__Stored rows__:
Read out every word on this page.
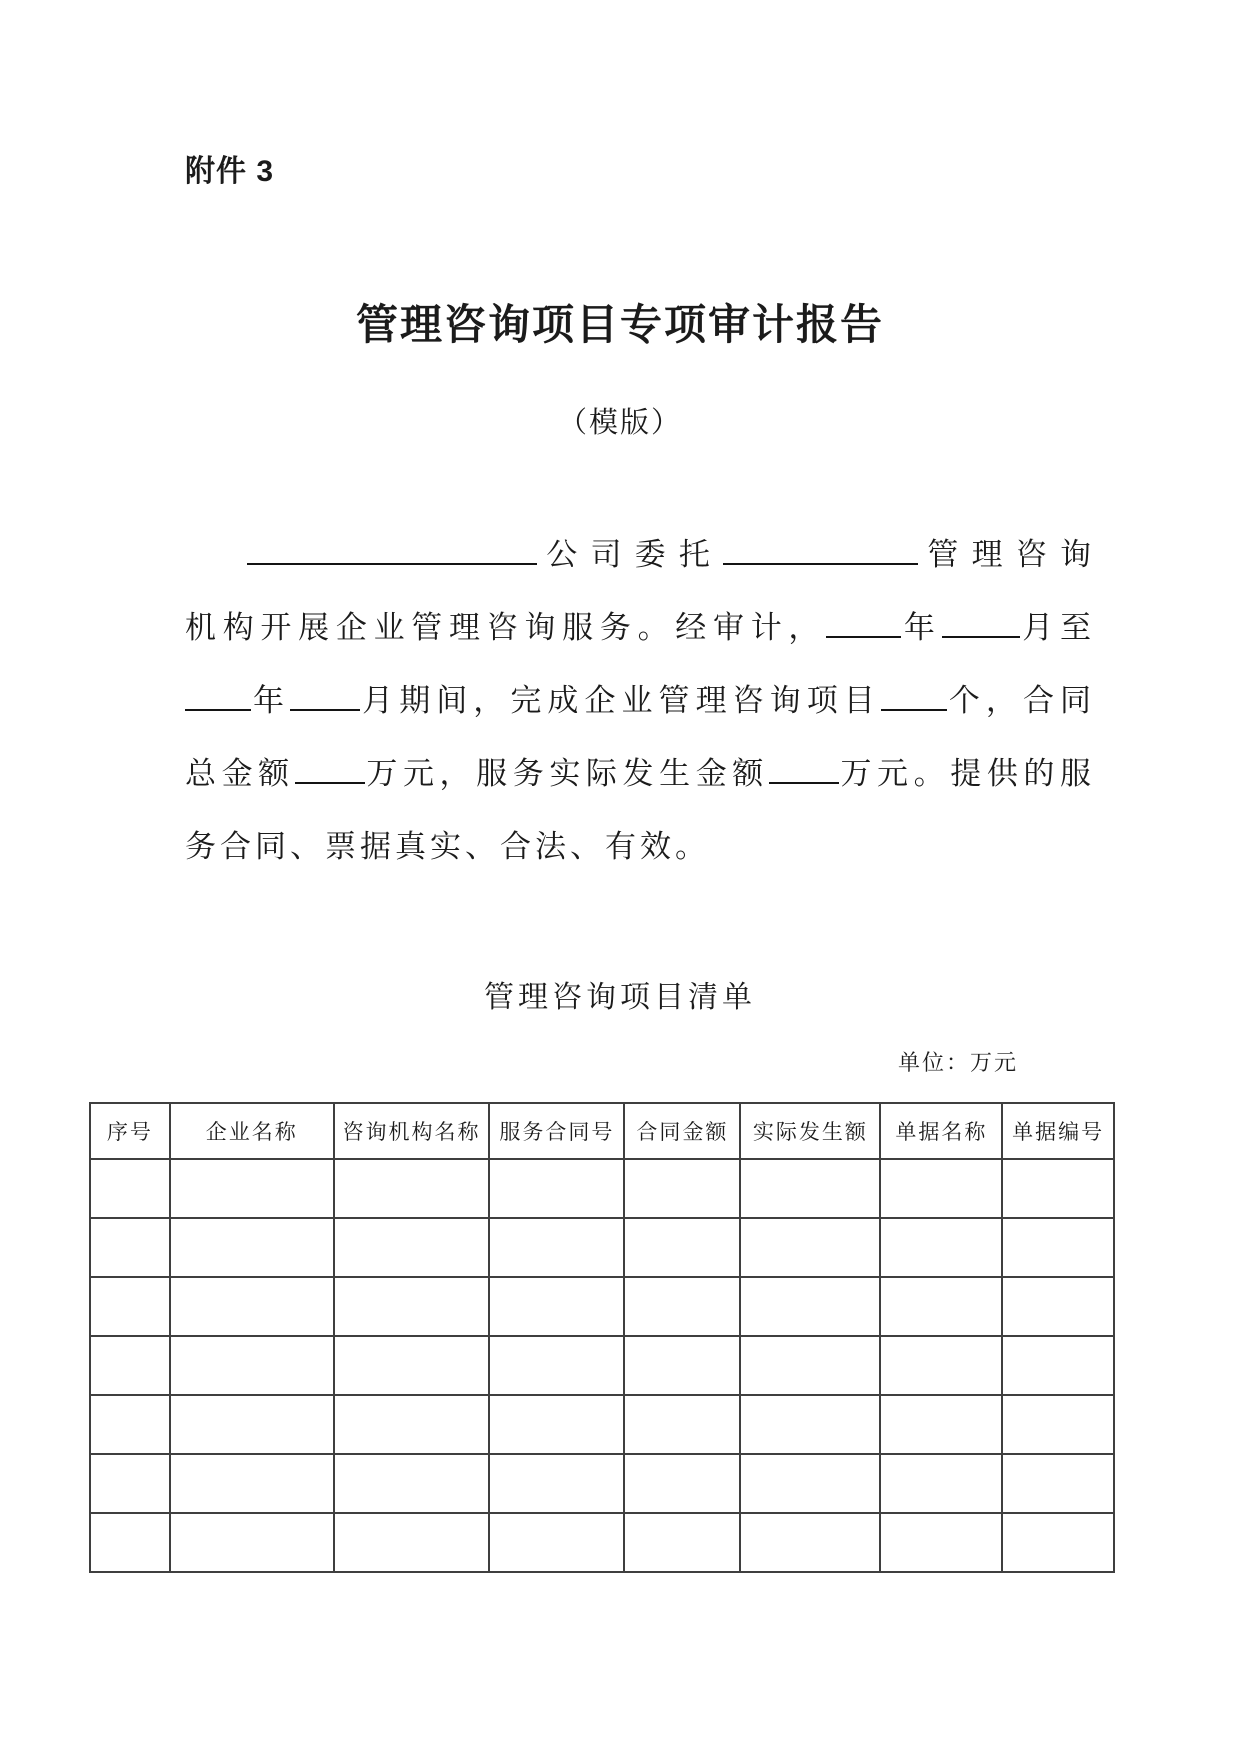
附件 3
管理咨询项目专项审计报告
（模版）
公司委托	管理咨询
机构开展企业管理咨询服务。经审计， 年	月至
年 月期间，完成企业管理咨询项目 个，合同
总金额 万元，服务实际发生金额 万元。提供的服
务合同、票据真实、合法、有效。
管理咨询项目清单
单位：万元
序号	企业名称	咨询机构名称	服务合同号	合同金额	实际发生额	单据名称	单据编号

__Given instruction__: Can the entries above be repeated exactly, without their pictures?

__Result__:
Read out every word on this page.
附件 3
管理咨询项目专项审计报告
（模版）
公司委托	管理咨询
机构开展企业管理咨询服务。经审计， 年	月至
年 月期间，完成企业管理咨询项目 个，合同
总金额 万元，服务实际发生金额 万元。提供的服
务合同、票据真实、合法、有效。
管理咨询项目清单
单位：万元
序号	企业名称	咨询机构名称	服务合同号	合同金额	实际发生额	单据名称	单据编号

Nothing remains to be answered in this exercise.